▶ TASK TO CARRY OUT
In the listing below, locate the lines that hold "shoreline" and copy them.

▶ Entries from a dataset

-*-*-

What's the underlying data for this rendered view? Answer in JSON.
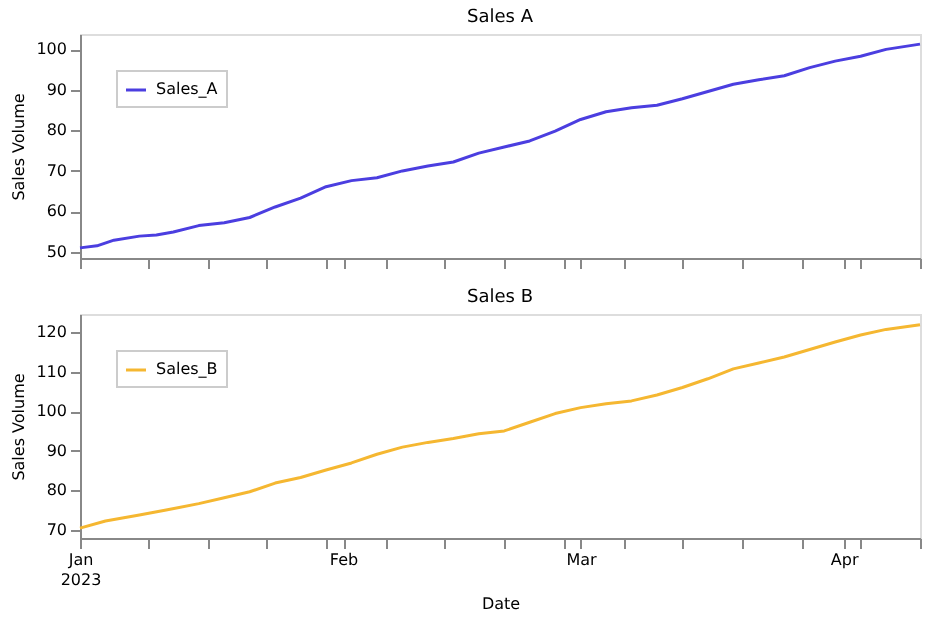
{
  "chart_data": [
    {
      "type": "line",
      "title": "Sales A",
      "ylabel": "Sales Volume",
      "legend": "top left",
      "grid": false,
      "line_style": "solid",
      "tick_labels": "y",
      "x": [
        "2023-01-01",
        "2023-01-03",
        "2023-01-05",
        "2023-01-08",
        "2023-01-10",
        "2023-01-12",
        "2023-01-15",
        "2023-01-18",
        "2023-01-21",
        "2023-01-24",
        "2023-01-27",
        "2023-01-30",
        "2023-02-02",
        "2023-02-05",
        "2023-02-08",
        "2023-02-11",
        "2023-02-14",
        "2023-02-17",
        "2023-02-20",
        "2023-02-23",
        "2023-02-26",
        "2023-03-01",
        "2023-03-04",
        "2023-03-07",
        "2023-03-10",
        "2023-03-13",
        "2023-03-16",
        "2023-03-19",
        "2023-03-22",
        "2023-03-25",
        "2023-03-28",
        "2023-03-31",
        "2023-04-03",
        "2023-04-06",
        "2023-04-10"
      ],
      "series": [
        {
          "name": "Sales_A",
          "color": "#4b3ee0",
          "values": [
            51.0,
            51.5,
            52.9,
            53.9,
            54.2,
            54.9,
            56.5,
            57.2,
            58.5,
            61.1,
            63.3,
            66.1,
            67.6,
            68.3,
            70.0,
            71.2,
            72.2,
            74.4,
            75.9,
            77.4,
            79.8,
            82.7,
            84.6,
            85.6,
            86.2,
            87.8,
            89.6,
            91.4,
            92.5,
            93.5,
            95.5,
            97.1,
            98.3,
            100.0,
            101.3
          ]
        }
      ],
      "xlim": [
        "2023-01-01",
        "2023-04-10"
      ],
      "ylim": [
        48.5,
        103.8
      ],
      "yticks": [
        50,
        60,
        70,
        80,
        90,
        100
      ],
      "xticks": [
        {
          "value": "2023-01-01",
          "label": null
        },
        {
          "value": "2023-01-09",
          "label": null
        },
        {
          "value": "2023-01-16",
          "label": null
        },
        {
          "value": "2023-01-23",
          "label": null
        },
        {
          "value": "2023-01-30",
          "label": null
        },
        {
          "value": "2023-02-01",
          "label": null
        },
        {
          "value": "2023-02-06",
          "label": null
        },
        {
          "value": "2023-02-13",
          "label": null
        },
        {
          "value": "2023-02-20",
          "label": null
        },
        {
          "value": "2023-02-27",
          "label": null
        },
        {
          "value": "2023-03-01",
          "label": null
        },
        {
          "value": "2023-03-06",
          "label": null
        },
        {
          "value": "2023-03-13",
          "label": null
        },
        {
          "value": "2023-03-20",
          "label": null
        },
        {
          "value": "2023-03-27",
          "label": null
        },
        {
          "value": "2023-04-01",
          "label": null
        },
        {
          "value": "2023-04-03",
          "label": null
        },
        {
          "value": "2023-04-10",
          "label": null
        }
      ]
    },
    {
      "type": "line",
      "title": "Sales B",
      "xlabel": "Date",
      "ylabel": "Sales Volume",
      "legend": "top left",
      "grid": false,
      "line_style": "solid",
      "x": [
        "2023-01-01",
        "2023-01-04",
        "2023-01-08",
        "2023-01-11",
        "2023-01-15",
        "2023-01-18",
        "2023-01-21",
        "2023-01-24",
        "2023-01-27",
        "2023-01-30",
        "2023-02-02",
        "2023-02-05",
        "2023-02-08",
        "2023-02-11",
        "2023-02-14",
        "2023-02-17",
        "2023-02-20",
        "2023-02-23",
        "2023-02-26",
        "2023-03-01",
        "2023-03-04",
        "2023-03-07",
        "2023-03-10",
        "2023-03-13",
        "2023-03-16",
        "2023-03-19",
        "2023-03-22",
        "2023-03-25",
        "2023-03-28",
        "2023-03-31",
        "2023-04-03",
        "2023-04-06",
        "2023-04-10"
      ],
      "series": [
        {
          "name": "Sales_B",
          "color": "#f5b731",
          "values": [
            70.4,
            72.2,
            73.7,
            74.9,
            76.6,
            78.1,
            79.6,
            81.8,
            83.2,
            85.1,
            86.9,
            89.1,
            90.9,
            92.1,
            93.1,
            94.3,
            95.0,
            97.2,
            99.4,
            100.9,
            101.9,
            102.6,
            104.1,
            106.0,
            108.2,
            110.7,
            112.2,
            113.7,
            115.6,
            117.5,
            119.3,
            120.7,
            121.9
          ]
        }
      ],
      "xlim": [
        "2023-01-01",
        "2023-04-10"
      ],
      "ylim": [
        67.9,
        124.6
      ],
      "yticks": [
        70,
        80,
        90,
        100,
        110,
        120
      ],
      "xticks": [
        {
          "value": "2023-01-01",
          "label": "Jan\n2023"
        },
        {
          "value": "2023-01-09",
          "label": null
        },
        {
          "value": "2023-01-16",
          "label": null
        },
        {
          "value": "2023-01-23",
          "label": null
        },
        {
          "value": "2023-01-30",
          "label": null
        },
        {
          "value": "2023-02-01",
          "label": "Feb"
        },
        {
          "value": "2023-02-06",
          "label": null
        },
        {
          "value": "2023-02-13",
          "label": null
        },
        {
          "value": "2023-02-20",
          "label": null
        },
        {
          "value": "2023-02-27",
          "label": null
        },
        {
          "value": "2023-03-01",
          "label": "Mar"
        },
        {
          "value": "2023-03-06",
          "label": null
        },
        {
          "value": "2023-03-13",
          "label": null
        },
        {
          "value": "2023-03-20",
          "label": null
        },
        {
          "value": "2023-03-27",
          "label": null
        },
        {
          "value": "2023-04-01",
          "label": "Apr"
        },
        {
          "value": "2023-04-03",
          "label": null
        },
        {
          "value": "2023-04-10",
          "label": null
        }
      ]
    }
  ]
}
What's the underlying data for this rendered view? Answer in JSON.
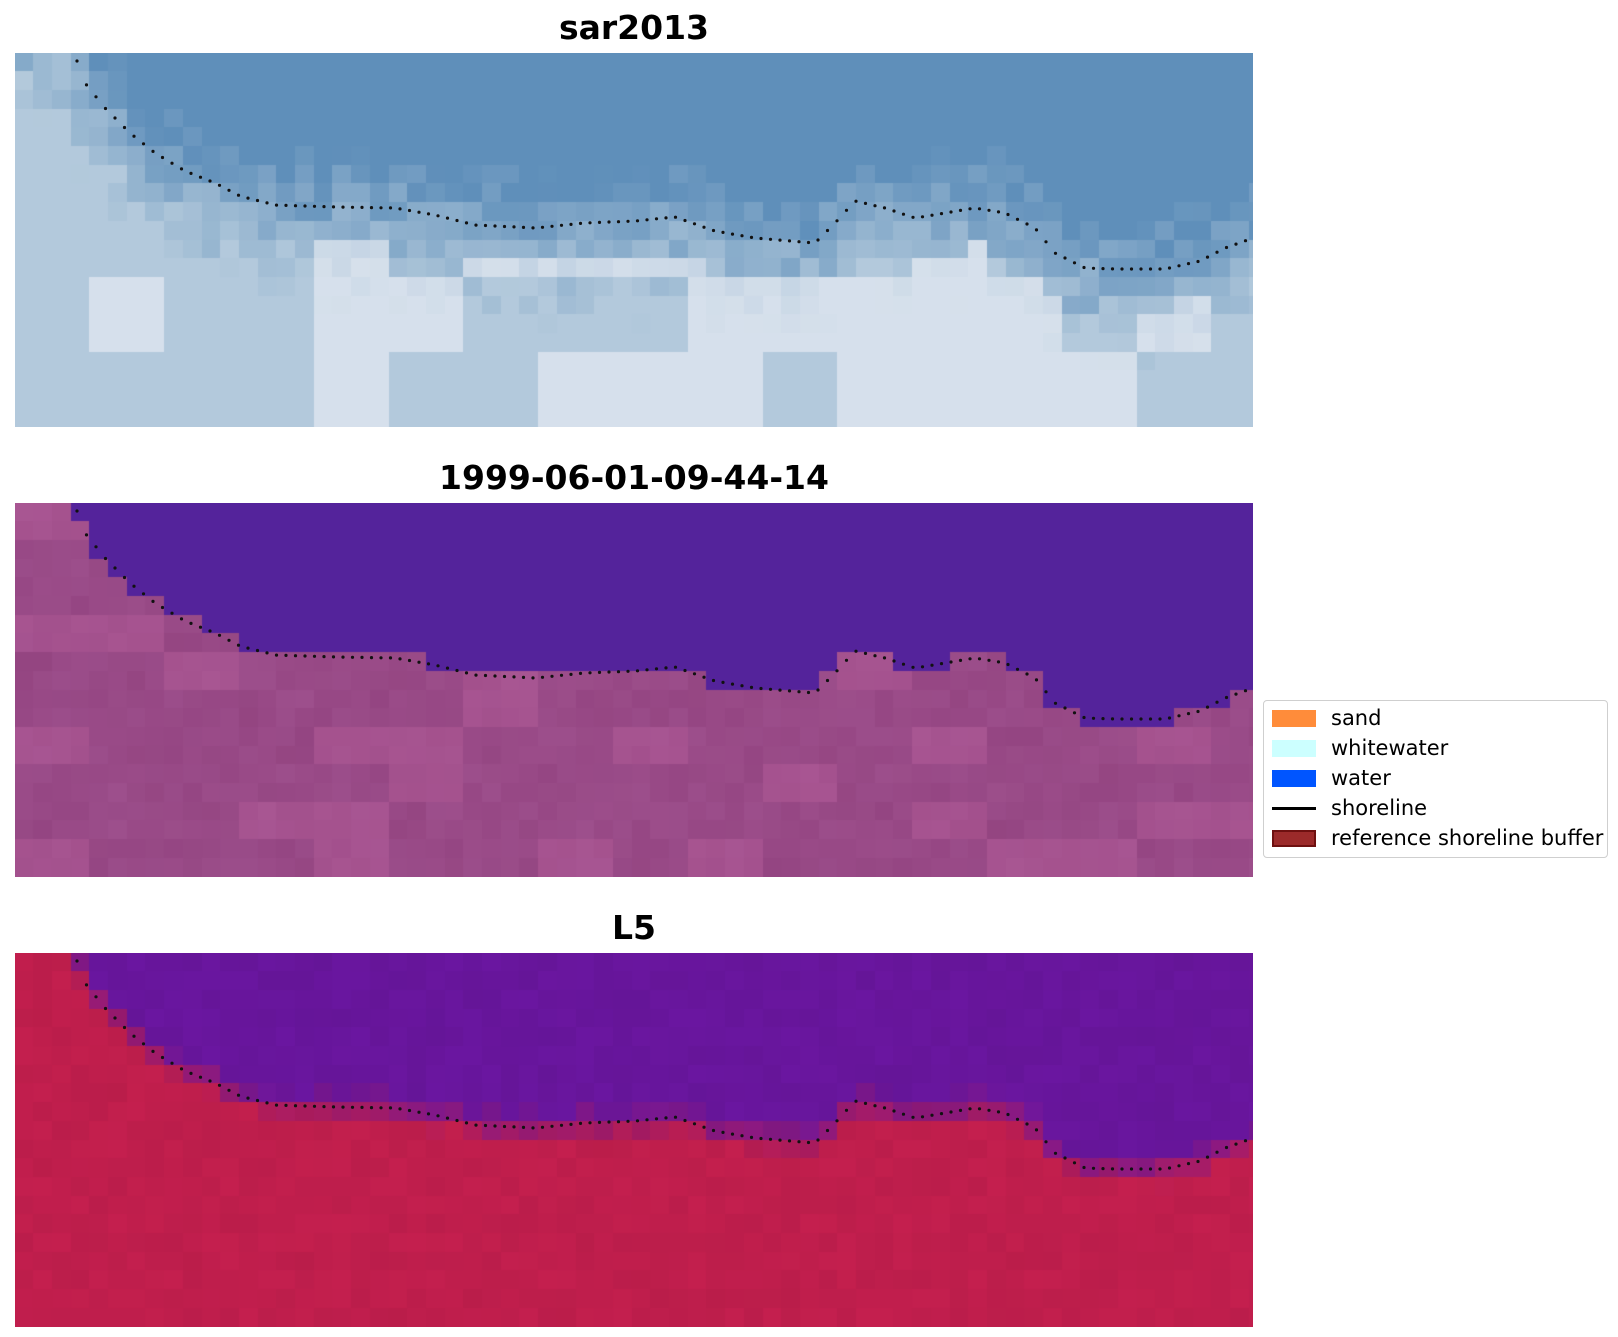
{
  "panels": [
    {
      "id": "rgb",
      "title": "sar2013"
    },
    {
      "id": "classified",
      "title": "1999-06-01-09-44-14"
    },
    {
      "id": "index",
      "title": "L5"
    }
  ],
  "legend": {
    "items": [
      {
        "label": "sand",
        "kind": "patch",
        "color": "#ff8c3a"
      },
      {
        "label": "whitewater",
        "kind": "patch",
        "color": "#ccffff"
      },
      {
        "label": "water",
        "kind": "patch",
        "color": "#0055ff"
      },
      {
        "label": "shoreline",
        "kind": "line",
        "color": "#000000"
      },
      {
        "label": "reference shoreline buffer",
        "kind": "patch",
        "color": "#9b2a2a",
        "edge": "#6e1010"
      }
    ]
  },
  "colors": {
    "rgb_water": "#5f8fba",
    "rgb_land": "#c8d8e4",
    "class_water": "#54239b",
    "class_land": "#9d4f8c",
    "index_water": "#6a16a0",
    "index_land": "#c41f4e",
    "shoreline": "#111111"
  }
}
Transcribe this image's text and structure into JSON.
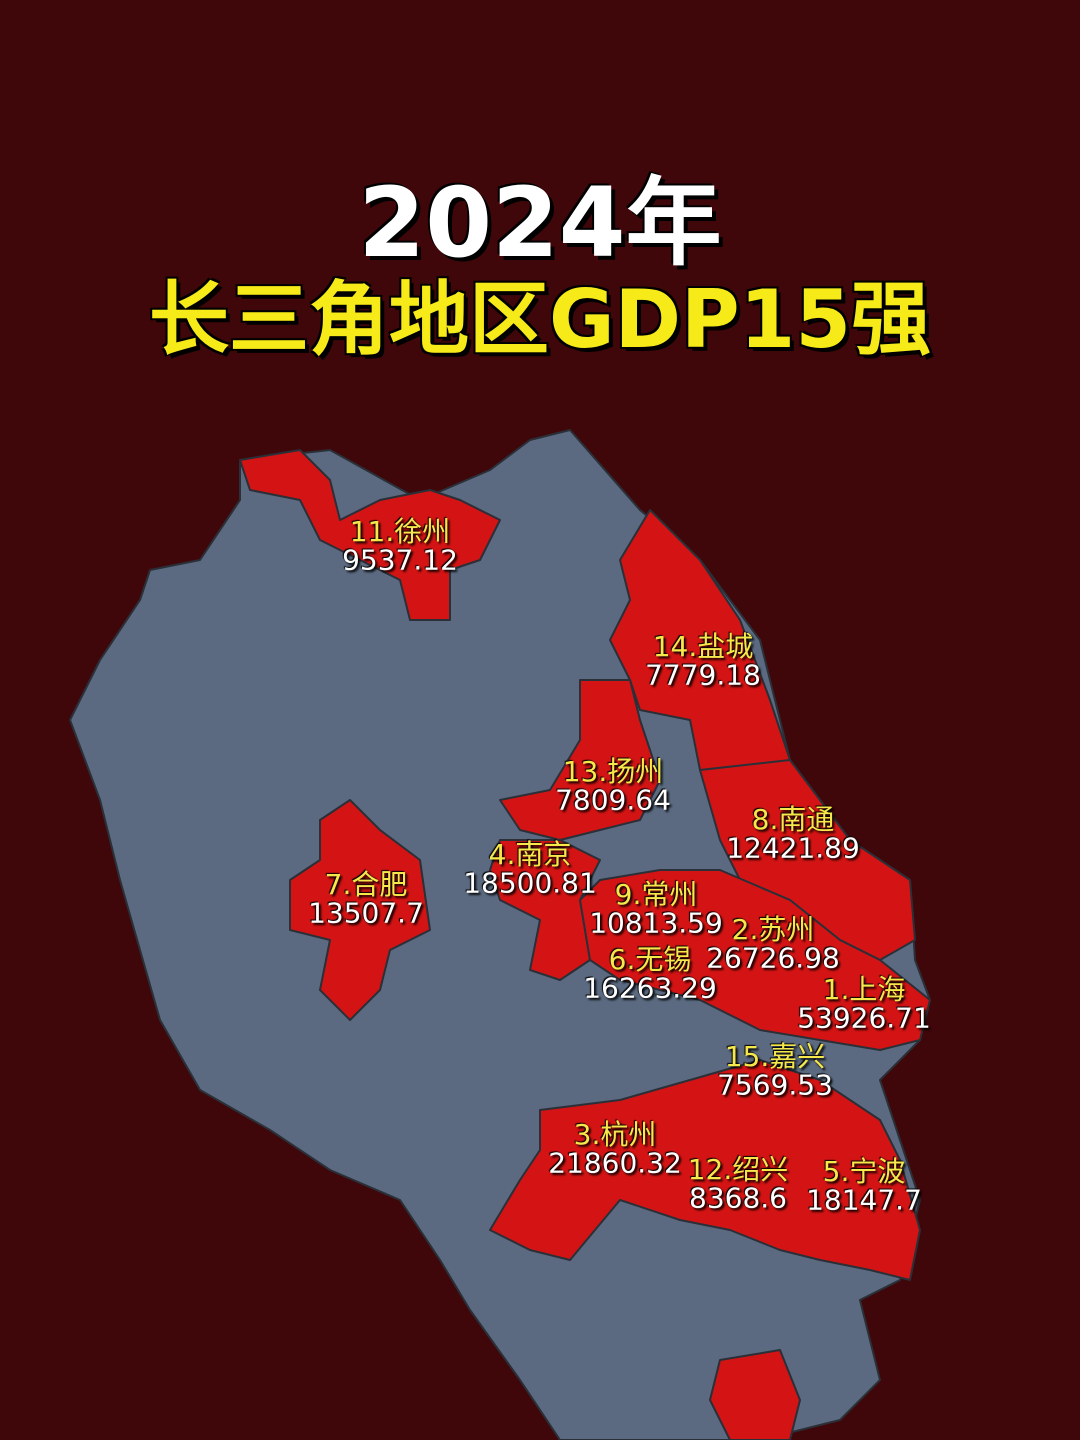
{
  "title": {
    "year": "2024年",
    "subtitle": "长三角地区GDP15强"
  },
  "cities": [
    {
      "label": "1.上海",
      "gdp": 53926.71
    },
    {
      "label": "2.苏州",
      "gdp": 26726.98
    },
    {
      "label": "3.杭州",
      "gdp": 21860.32
    },
    {
      "label": "4.南京",
      "gdp": 18500.81
    },
    {
      "label": "5.宁波",
      "gdp": 18147.7
    },
    {
      "label": "6.无锡",
      "gdp": 16263.29
    },
    {
      "label": "7.合肥",
      "gdp": 13507.7
    },
    {
      "label": "8.南通",
      "gdp": 12421.89
    },
    {
      "label": "9.常州",
      "gdp": 10813.59
    },
    {
      "label": "11.徐州",
      "gdp": 9537.12
    },
    {
      "label": "12.绍兴",
      "gdp": 8368.6
    },
    {
      "label": "13.扬州",
      "gdp": 7809.64
    },
    {
      "label": "14.盐城",
      "gdp": 7779.18
    },
    {
      "label": "15.嘉兴",
      "gdp": 7569.53
    }
  ]
}
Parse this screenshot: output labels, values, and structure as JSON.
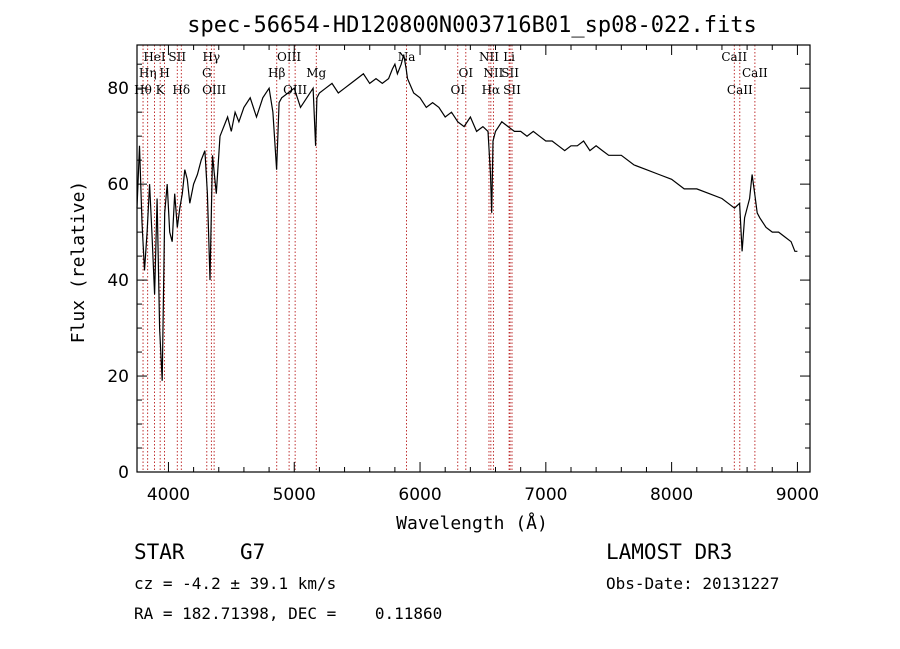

-*-*-

▶ TASK RESPONSE
        "label": "shoreline",
        "label": "reference shoreline buffer",
    "shoreline": "#111111"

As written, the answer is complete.